According to a press release from the BBC, four ‘well-known’ personalities will ‘compete to conduct a complete Act of a legendary opera performance on the hallowed main stage of the Royal Opera House’ in the BBC’s Maestro At The Opera which starts on BBC Two on May 4.
The “brave trainees” are Josie Lawrence, Craig Revel Horwood, Professor Marcus du Sautoy and Trevor Nelson. Each will have a mentor in the form of an opera conductor – Sir Mark Elder – and they will “learn about working with orchestras, soloists, choruses and all the complexities of how you stage an opera” as well as experience “all its pitfalls and high drama on and off stage!”.
With the aid of Danielle de Niese and Dominic Seldis as well as Pappano, Kasper Holten and singers such as Lesley Garrett, Alfie Boe and Dame Kiri Te Kanawa, the series promises to give viewers an insight into “the passion, fun, fear, glamour and glory of the world of professional Opera”.
All in one hundred and eighty minutes.
Stop. Stop right now.
Don’t get me wrong. I will support anything that brings opera – in fact any classical music – to the wider audience. Yes of course it should be entertaining. But it also has to be intelligent. It has to celebrate the art form rather denigrate it. It should have value. And most importantly it shouldn’t patronize. Maestro At The Opera fails on all counts.
Have I seen it? I don’t need to. It is the principle that I object to.
It assumes that by lowering the standards and therefore the expectation of the audience it will achieve something. Clearly not ratings for the BBC as they have marginalized the series onto BBC Two rather like the marginalization of BBC Young Musician on BBC Four. Pace, the Young Musician Final is on BBC Two. But by the evening of the Final does it matter?
But back to Maestro At The Opera. Taking four people who – bar du Sautoy – have never expressed any interest in opera (or even classical music most likely) and hoping that they will ignite the smallest spark of interest in the audience is like asking a cat to sing.
At least when the sycophantic bumbler Alan Yentob ventured behind the scenes with his egotistical programme Imagine he didn’t attempt to glamorize the world of opera. He told the story as it was, even clearly exposing the vanities of the singer. Imagine might create a world that clearly revolves around the “sun that is Yentob” but at least it wasn’t artificial. You didn’t have to like the protagonists but you admired their talent and passion.
And while Tony Hall claims it is a “wonderful way of bringing opera to BBC audiences”, I would argue there a better and a more reasonable way to spend the Licence Fee. Broadcast actual performances. Package around them, if you will, programmes that excite interest and if the BBC gets it right then people will watch. If it can be done for Shakespeare it can be done for opera.
Furthermore why not actually choose four up-and-coming real-life conductors and follow them? Even if it cannot be of their own careers or in the actual opera houses where they might be currently, but instead in an artificially-created environment on Bow Street, then so be it.

[Layout region records]
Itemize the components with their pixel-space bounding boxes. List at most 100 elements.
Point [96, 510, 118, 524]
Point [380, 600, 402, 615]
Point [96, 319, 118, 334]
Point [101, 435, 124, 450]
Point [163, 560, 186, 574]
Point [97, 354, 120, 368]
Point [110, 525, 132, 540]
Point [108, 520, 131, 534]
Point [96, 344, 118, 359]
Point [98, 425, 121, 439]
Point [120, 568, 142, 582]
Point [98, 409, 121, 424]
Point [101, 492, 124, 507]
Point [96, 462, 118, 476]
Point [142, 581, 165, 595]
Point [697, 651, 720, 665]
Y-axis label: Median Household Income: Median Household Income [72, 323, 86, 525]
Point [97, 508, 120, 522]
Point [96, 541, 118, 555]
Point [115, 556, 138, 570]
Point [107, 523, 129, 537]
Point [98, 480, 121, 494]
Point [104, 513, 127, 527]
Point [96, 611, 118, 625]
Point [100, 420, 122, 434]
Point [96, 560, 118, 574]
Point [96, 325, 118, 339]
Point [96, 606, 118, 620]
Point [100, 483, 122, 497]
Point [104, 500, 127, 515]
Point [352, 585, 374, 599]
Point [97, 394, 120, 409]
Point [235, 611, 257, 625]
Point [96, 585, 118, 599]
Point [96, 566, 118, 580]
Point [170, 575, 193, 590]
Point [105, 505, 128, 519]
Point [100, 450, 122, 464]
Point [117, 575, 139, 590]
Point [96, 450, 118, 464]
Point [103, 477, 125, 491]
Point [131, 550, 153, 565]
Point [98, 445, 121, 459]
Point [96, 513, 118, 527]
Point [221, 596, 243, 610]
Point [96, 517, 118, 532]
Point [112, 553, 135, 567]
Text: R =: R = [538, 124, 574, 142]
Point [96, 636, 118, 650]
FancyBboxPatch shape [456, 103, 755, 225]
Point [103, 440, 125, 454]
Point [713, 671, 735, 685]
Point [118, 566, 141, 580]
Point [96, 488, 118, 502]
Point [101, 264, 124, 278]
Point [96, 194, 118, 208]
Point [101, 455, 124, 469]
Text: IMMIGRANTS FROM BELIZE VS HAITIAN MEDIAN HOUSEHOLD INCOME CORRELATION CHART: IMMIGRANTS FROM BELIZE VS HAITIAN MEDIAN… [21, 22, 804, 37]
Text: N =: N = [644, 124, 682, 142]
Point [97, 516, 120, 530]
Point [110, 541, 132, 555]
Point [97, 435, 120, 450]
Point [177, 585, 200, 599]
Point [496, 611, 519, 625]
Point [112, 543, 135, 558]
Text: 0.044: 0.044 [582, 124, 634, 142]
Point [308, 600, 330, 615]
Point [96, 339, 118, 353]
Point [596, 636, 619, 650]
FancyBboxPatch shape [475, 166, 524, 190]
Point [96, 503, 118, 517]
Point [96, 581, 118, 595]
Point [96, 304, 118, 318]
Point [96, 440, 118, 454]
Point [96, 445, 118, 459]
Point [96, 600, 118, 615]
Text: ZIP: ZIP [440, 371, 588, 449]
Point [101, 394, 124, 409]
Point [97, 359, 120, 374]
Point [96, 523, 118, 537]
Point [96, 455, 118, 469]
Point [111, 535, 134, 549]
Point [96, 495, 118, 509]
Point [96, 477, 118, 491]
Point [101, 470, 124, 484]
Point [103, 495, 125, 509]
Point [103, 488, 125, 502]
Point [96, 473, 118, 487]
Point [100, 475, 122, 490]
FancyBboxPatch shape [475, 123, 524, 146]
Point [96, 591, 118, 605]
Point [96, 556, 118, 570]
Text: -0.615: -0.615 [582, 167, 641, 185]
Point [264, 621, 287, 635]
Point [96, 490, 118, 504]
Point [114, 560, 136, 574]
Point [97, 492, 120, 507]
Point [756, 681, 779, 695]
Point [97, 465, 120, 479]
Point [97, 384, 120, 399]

- [Tasks for this exercise]
1 - Duplicate the part of the Maestro At The Opera commentary starting at "Stop. Stop right" and ending at "I object to.".
2 - List the four people whom the Maestro At The Opera commentary names as the "brave trainees."

- [Responses to the tasks]
1 -
Stop. Stop right now.
Don’t get me wrong. I will support anything that brings opera – in fact any classical music – to the wider audience. Yes of course it should be entertaining. But it also has to be intelligent. It has to celebrate the art form rather denigrate it. It should have value. And most importantly it shouldn’t patronize. Maestro At The Opera fails on all counts.
Have I seen it? I don’t need to. It is the principle that I object to.

2 - Josie Lawrence, Craig Revel Horwood, Professor Marcus du Sautoy, Trevor Nelson